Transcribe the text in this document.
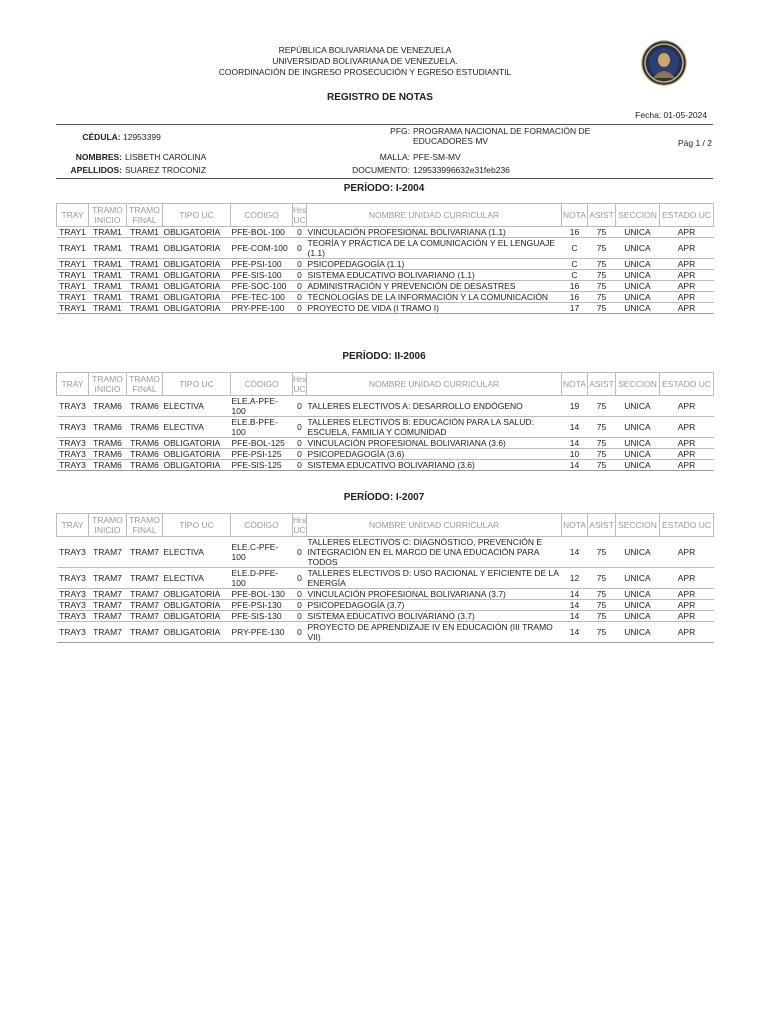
REPÚBLICA BOLIVARIANA DE VENEZUELA
UNIVERSIDAD BOLIVARIANA DE VENEZUELA.
COORDINACIÓN DE INGRESO PROSECUCIÓN Y EGRESO ESTUDIANTIL
REGISTRO DE NOTAS
Fecha: 01-05-2024
CÉDULA: 12953399
PFG: PROGRAMA NACIONAL DE FORMACIÓN DE EDUCADORES MV	Pág 1 / 2
NOMBRES: LISBETH CAROLINA
APELLIDOS: SUAREZ TROCONIZ
MALLA: PFE-SM-MV
DOCUMENTO: 129533996632e31feb236
PERÍODO: I-2004
TRAY	TRAMO INICIO	TRAMO FINAL	TIPO UC	CÓDIGO	Hrs UC	NOMBRE UNIDAD CURRICULAR	NOTA	ASIST	SECCION	ESTADO UC
TRAY1	TRAM1	TRAM1	OBLIGATORIA	PFE-BOL-100	0	VINCULACIÓN PROFESIONAL BOLIVARIANA (1.1)	16	75	UNICA	APR
TRAY1	TRAM1	TRAM1	OBLIGATORIA	PFE-COM-100	0	TEORÍA Y PRÁCTICA DE LA COMUNICACIÓN Y EL LENGUAJE (1.1)	C	75	UNICA	APR
TRAY1	TRAM1	TRAM1	OBLIGATORIA	PFE-PSI-100	0	PSICOPEDAGOGÍA (1.1)	C	75	UNICA	APR
TRAY1	TRAM1	TRAM1	OBLIGATORIA	PFE-SIS-100	0	SISTEMA EDUCATIVO BOLIVARIANO (1.1)	C	75	UNICA	APR
TRAY1	TRAM1	TRAM1	OBLIGATORIA	PFE-SOC-100	0	ADMINISTRACIÓN Y PREVENCIÓN DE DESASTRES	16	75	UNICA	APR
TRAY1	TRAM1	TRAM1	OBLIGATORIA	PFE-TEC-100	0	TECNOLOGÍAS DE LA INFORMACIÓN Y LA COMUNICACIÓN	16	75	UNICA	APR
TRAY1	TRAM1	TRAM1	OBLIGATORIA	PRY-PFE-100	0	PROYECTO DE VIDA (I TRAMO I)	17	75	UNICA	APR
PERÍODO: II-2006
TRAY	TRAMO INICIO	TRAMO FINAL	TIPO UC	CÓDIGO	Hrs UC	NOMBRE UNIDAD CURRICULAR	NOTA	ASIST	SECCION	ESTADO UC
TRAY3	TRAM6	TRAM6	ELECTIVA	ELE.A-PFE-100	0	TALLERES ELECTIVOS A: DESARROLLO ENDÓGENO	19	75	UNICA	APR
TRAY3	TRAM6	TRAM6	ELECTIVA	ELE.B-PFE-100	0	TALLERES ELECTIVOS B: EDUCACIÓN PARA LA SALUD: ESCUELA, FAMILIA Y COMUNIDAD	14	75	UNICA	APR
TRAY3	TRAM6	TRAM6	OBLIGATORIA	PFE-BOL-125	0	VINCULACIÓN PROFESIONAL BOLIVARIANA (3.6)	14	75	UNICA	APR
TRAY3	TRAM6	TRAM6	OBLIGATORIA	PFE-PSI-125	0	PSICOPEDAGOGÍA (3.6)	10	75	UNICA	APR
TRAY3	TRAM6	TRAM6	OBLIGATORIA	PFE-SIS-125	0	SISTEMA EDUCATIVO BOLIVARIANO (3.6)	14	75	UNICA	APR
PERÍODO: I-2007
TRAY	TRAMO INICIO	TRAMO FINAL	TIPO UC	CÓDIGO	Hrs UC	NOMBRE UNIDAD CURRICULAR	NOTA	ASIST	SECCION	ESTADO UC
TRAY3	TRAM7	TRAM7	ELECTIVA	ELE.C-PFE-100	0	TALLERES ELECTIVOS C: DIAGNÓSTICO, PREVENCIÓN E INTEGRACIÓN EN EL MARCO DE UNA EDUCACIÓN PARA TODOS	14	75	UNICA	APR
TRAY3	TRAM7	TRAM7	ELECTIVA	ELE.D-PFE-100	0	TALLERES ELECTIVOS D: USO RACIONAL Y EFICIENTE DE LA ENERGÍA	12	75	UNICA	APR
TRAY3	TRAM7	TRAM7	OBLIGATORIA	PFE-BOL-130	0	VINCULACIÓN PROFESIONAL BOLIVARIANA (3.7)	14	75	UNICA	APR
TRAY3	TRAM7	TRAM7	OBLIGATORIA	PFE-PSI-130	0	PSICOPEDAGOGÍA (3.7)	14	75	UNICA	APR
TRAY3	TRAM7	TRAM7	OBLIGATORIA	PFE-SIS-130	0	SISTEMA EDUCATIVO BOLIVARIANO (3.7)	14	75	UNICA	APR
TRAY3	TRAM7	TRAM7	OBLIGATORIA	PRY-PFE-130	0	PROYECTO DE APRENDIZAJE IV EN EDUCACIÓN (III TRAMO VII)	14	75	UNICA	APR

> **Requirement**
Copy out every line holding the string "BOLIVARIANO".

> **Exercise solution**
TRAY1	TRAM1	TRAM1	OBLIGATORIA	PFE-SIS-100	0	SISTEMA EDUCATIVO BOLIVARIANO (1.1)	C	75	UNICA	APR
TRAY3	TRAM6	TRAM6	OBLIGATORIA	PFE-SIS-125	0	SISTEMA EDUCATIVO BOLIVARIANO (3.6)	14	75	UNICA	APR
TRAY3	TRAM7	TRAM7	OBLIGATORIA	PFE-SIS-130	0	SISTEMA EDUCATIVO BOLIVARIANO (3.7)	14	75	UNICA	APR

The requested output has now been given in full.